Data listing ▸
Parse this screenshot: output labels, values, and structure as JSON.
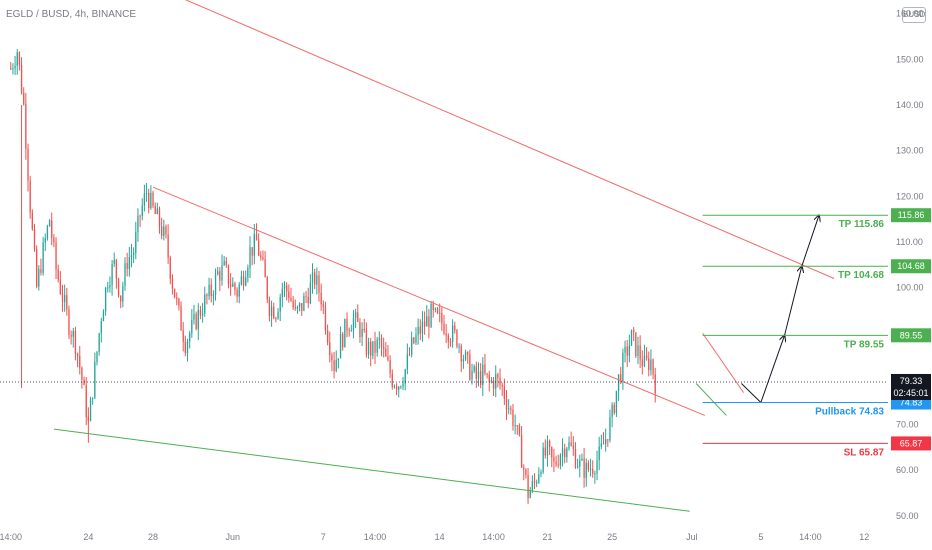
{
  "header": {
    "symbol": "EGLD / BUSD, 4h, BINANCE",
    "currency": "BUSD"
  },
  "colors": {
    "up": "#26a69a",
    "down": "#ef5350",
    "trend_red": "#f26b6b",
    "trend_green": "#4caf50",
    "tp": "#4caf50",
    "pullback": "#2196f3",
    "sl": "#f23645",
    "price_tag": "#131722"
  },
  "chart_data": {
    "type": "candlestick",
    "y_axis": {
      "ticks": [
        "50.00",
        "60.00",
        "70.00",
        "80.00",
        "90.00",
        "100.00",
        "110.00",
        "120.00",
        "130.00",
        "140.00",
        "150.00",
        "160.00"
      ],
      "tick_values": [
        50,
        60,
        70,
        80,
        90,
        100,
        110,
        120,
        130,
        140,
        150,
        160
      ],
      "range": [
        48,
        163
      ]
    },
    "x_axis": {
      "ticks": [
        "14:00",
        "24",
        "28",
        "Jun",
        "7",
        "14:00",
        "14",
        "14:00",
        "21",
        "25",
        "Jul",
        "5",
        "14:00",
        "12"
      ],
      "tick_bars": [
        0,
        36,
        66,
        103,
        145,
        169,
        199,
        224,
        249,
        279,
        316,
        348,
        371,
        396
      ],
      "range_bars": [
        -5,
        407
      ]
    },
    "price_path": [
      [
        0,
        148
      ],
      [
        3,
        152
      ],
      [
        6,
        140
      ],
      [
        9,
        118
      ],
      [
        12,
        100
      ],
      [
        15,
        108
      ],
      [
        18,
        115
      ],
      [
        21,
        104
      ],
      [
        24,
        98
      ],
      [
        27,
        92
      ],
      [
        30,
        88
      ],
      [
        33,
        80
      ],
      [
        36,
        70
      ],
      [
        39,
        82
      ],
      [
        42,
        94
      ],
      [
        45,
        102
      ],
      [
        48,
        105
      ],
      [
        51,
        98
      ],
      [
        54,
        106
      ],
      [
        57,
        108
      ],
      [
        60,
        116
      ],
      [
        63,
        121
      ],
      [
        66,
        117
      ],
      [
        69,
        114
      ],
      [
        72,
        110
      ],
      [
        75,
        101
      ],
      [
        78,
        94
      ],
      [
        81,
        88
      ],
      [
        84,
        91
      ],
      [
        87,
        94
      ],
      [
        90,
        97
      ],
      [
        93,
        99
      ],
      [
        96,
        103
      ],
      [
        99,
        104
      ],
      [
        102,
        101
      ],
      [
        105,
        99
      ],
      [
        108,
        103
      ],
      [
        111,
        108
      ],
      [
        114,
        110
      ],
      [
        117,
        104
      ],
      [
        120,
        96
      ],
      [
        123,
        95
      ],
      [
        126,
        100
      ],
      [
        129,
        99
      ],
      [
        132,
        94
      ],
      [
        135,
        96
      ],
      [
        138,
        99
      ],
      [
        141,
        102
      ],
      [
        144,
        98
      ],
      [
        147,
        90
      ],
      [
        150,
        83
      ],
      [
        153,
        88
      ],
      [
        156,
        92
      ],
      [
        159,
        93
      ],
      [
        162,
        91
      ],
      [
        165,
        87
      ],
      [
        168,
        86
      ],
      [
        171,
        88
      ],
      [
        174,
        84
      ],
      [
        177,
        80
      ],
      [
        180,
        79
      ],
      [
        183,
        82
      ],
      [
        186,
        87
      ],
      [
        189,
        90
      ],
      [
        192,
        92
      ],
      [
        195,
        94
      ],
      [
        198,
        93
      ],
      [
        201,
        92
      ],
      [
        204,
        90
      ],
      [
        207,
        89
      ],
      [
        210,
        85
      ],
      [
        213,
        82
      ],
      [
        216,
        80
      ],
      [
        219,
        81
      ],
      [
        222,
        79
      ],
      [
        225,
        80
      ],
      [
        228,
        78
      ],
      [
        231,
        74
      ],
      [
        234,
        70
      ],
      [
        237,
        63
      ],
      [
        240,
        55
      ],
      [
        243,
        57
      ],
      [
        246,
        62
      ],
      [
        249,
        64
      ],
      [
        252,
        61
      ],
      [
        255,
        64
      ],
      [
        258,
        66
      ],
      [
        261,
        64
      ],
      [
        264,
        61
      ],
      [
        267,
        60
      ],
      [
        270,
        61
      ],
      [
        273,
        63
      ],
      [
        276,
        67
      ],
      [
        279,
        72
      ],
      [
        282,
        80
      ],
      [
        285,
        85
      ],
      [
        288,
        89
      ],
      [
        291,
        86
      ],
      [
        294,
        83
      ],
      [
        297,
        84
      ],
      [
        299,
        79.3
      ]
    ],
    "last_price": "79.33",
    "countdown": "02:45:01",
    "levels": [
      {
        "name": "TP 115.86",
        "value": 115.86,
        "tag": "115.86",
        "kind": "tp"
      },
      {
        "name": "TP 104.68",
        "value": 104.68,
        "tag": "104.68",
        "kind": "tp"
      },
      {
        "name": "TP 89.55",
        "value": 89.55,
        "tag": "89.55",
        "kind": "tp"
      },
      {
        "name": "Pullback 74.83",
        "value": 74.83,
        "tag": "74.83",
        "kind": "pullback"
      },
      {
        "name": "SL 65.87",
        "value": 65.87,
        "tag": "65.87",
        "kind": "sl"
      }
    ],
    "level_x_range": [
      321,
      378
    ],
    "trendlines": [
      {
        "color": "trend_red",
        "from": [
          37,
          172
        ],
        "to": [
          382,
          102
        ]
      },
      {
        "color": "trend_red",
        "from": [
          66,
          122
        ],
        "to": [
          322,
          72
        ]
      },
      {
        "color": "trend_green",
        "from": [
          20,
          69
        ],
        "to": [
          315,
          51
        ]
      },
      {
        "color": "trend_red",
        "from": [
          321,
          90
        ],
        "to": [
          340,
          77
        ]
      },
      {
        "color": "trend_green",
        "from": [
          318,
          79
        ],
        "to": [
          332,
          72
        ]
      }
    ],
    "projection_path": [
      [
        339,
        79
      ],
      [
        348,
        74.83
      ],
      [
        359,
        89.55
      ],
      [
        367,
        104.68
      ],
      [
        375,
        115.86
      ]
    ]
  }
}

What the task requires ▸ The records above must be printed exactly; the pictures stay out.

Problem solution ▸
Parse this screenshot: output labels, values, and structure as JSON.
{
  "header": {
    "symbol": "EGLD / BUSD, 4h, BINANCE",
    "currency": "BUSD"
  },
  "colors": {
    "up": "#26a69a",
    "down": "#ef5350",
    "trend_red": "#f26b6b",
    "trend_green": "#4caf50",
    "tp": "#4caf50",
    "pullback": "#2196f3",
    "sl": "#f23645",
    "price_tag": "#131722"
  },
  "chart_data": {
    "type": "candlestick",
    "y_axis": {
      "ticks": [
        "50.00",
        "60.00",
        "70.00",
        "80.00",
        "90.00",
        "100.00",
        "110.00",
        "120.00",
        "130.00",
        "140.00",
        "150.00",
        "160.00"
      ],
      "tick_values": [
        50,
        60,
        70,
        80,
        90,
        100,
        110,
        120,
        130,
        140,
        150,
        160
      ],
      "range": [
        48,
        163
      ]
    },
    "x_axis": {
      "ticks": [
        "14:00",
        "24",
        "28",
        "Jun",
        "7",
        "14:00",
        "14",
        "14:00",
        "21",
        "25",
        "Jul",
        "5",
        "14:00",
        "12"
      ],
      "tick_bars": [
        0,
        36,
        66,
        103,
        145,
        169,
        199,
        224,
        249,
        279,
        316,
        348,
        371,
        396
      ],
      "range_bars": [
        -5,
        407
      ]
    },
    "price_path": [
      [
        0,
        148
      ],
      [
        3,
        152
      ],
      [
        6,
        140
      ],
      [
        9,
        118
      ],
      [
        12,
        100
      ],
      [
        15,
        108
      ],
      [
        18,
        115
      ],
      [
        21,
        104
      ],
      [
        24,
        98
      ],
      [
        27,
        92
      ],
      [
        30,
        88
      ],
      [
        33,
        80
      ],
      [
        36,
        70
      ],
      [
        39,
        82
      ],
      [
        42,
        94
      ],
      [
        45,
        102
      ],
      [
        48,
        105
      ],
      [
        51,
        98
      ],
      [
        54,
        106
      ],
      [
        57,
        108
      ],
      [
        60,
        116
      ],
      [
        63,
        121
      ],
      [
        66,
        117
      ],
      [
        69,
        114
      ],
      [
        72,
        110
      ],
      [
        75,
        101
      ],
      [
        78,
        94
      ],
      [
        81,
        88
      ],
      [
        84,
        91
      ],
      [
        87,
        94
      ],
      [
        90,
        97
      ],
      [
        93,
        99
      ],
      [
        96,
        103
      ],
      [
        99,
        104
      ],
      [
        102,
        101
      ],
      [
        105,
        99
      ],
      [
        108,
        103
      ],
      [
        111,
        108
      ],
      [
        114,
        110
      ],
      [
        117,
        104
      ],
      [
        120,
        96
      ],
      [
        123,
        95
      ],
      [
        126,
        100
      ],
      [
        129,
        99
      ],
      [
        132,
        94
      ],
      [
        135,
        96
      ],
      [
        138,
        99
      ],
      [
        141,
        102
      ],
      [
        144,
        98
      ],
      [
        147,
        90
      ],
      [
        150,
        83
      ],
      [
        153,
        88
      ],
      [
        156,
        92
      ],
      [
        159,
        93
      ],
      [
        162,
        91
      ],
      [
        165,
        87
      ],
      [
        168,
        86
      ],
      [
        171,
        88
      ],
      [
        174,
        84
      ],
      [
        177,
        80
      ],
      [
        180,
        79
      ],
      [
        183,
        82
      ],
      [
        186,
        87
      ],
      [
        189,
        90
      ],
      [
        192,
        92
      ],
      [
        195,
        94
      ],
      [
        198,
        93
      ],
      [
        201,
        92
      ],
      [
        204,
        90
      ],
      [
        207,
        89
      ],
      [
        210,
        85
      ],
      [
        213,
        82
      ],
      [
        216,
        80
      ],
      [
        219,
        81
      ],
      [
        222,
        79
      ],
      [
        225,
        80
      ],
      [
        228,
        78
      ],
      [
        231,
        74
      ],
      [
        234,
        70
      ],
      [
        237,
        63
      ],
      [
        240,
        55
      ],
      [
        243,
        57
      ],
      [
        246,
        62
      ],
      [
        249,
        64
      ],
      [
        252,
        61
      ],
      [
        255,
        64
      ],
      [
        258,
        66
      ],
      [
        261,
        64
      ],
      [
        264,
        61
      ],
      [
        267,
        60
      ],
      [
        270,
        61
      ],
      [
        273,
        63
      ],
      [
        276,
        67
      ],
      [
        279,
        72
      ],
      [
        282,
        80
      ],
      [
        285,
        85
      ],
      [
        288,
        89
      ],
      [
        291,
        86
      ],
      [
        294,
        83
      ],
      [
        297,
        84
      ],
      [
        299,
        79.3
      ]
    ],
    "last_price": "79.33",
    "countdown": "02:45:01",
    "levels": [
      {
        "name": "TP 115.86",
        "value": 115.86,
        "tag": "115.86",
        "kind": "tp"
      },
      {
        "name": "TP 104.68",
        "value": 104.68,
        "tag": "104.68",
        "kind": "tp"
      },
      {
        "name": "TP 89.55",
        "value": 89.55,
        "tag": "89.55",
        "kind": "tp"
      },
      {
        "name": "Pullback 74.83",
        "value": 74.83,
        "tag": "74.83",
        "kind": "pullback"
      },
      {
        "name": "SL 65.87",
        "value": 65.87,
        "tag": "65.87",
        "kind": "sl"
      }
    ],
    "level_x_range": [
      321,
      378
    ],
    "trendlines": [
      {
        "color": "trend_red",
        "from": [
          37,
          172
        ],
        "to": [
          382,
          102
        ]
      },
      {
        "color": "trend_red",
        "from": [
          66,
          122
        ],
        "to": [
          322,
          72
        ]
      },
      {
        "color": "trend_green",
        "from": [
          20,
          69
        ],
        "to": [
          315,
          51
        ]
      },
      {
        "color": "trend_red",
        "from": [
          321,
          90
        ],
        "to": [
          340,
          77
        ]
      },
      {
        "color": "trend_green",
        "from": [
          318,
          79
        ],
        "to": [
          332,
          72
        ]
      }
    ],
    "projection_path": [
      [
        339,
        79
      ],
      [
        348,
        74.83
      ],
      [
        359,
        89.55
      ],
      [
        367,
        104.68
      ],
      [
        375,
        115.86
      ]
    ]
  }
}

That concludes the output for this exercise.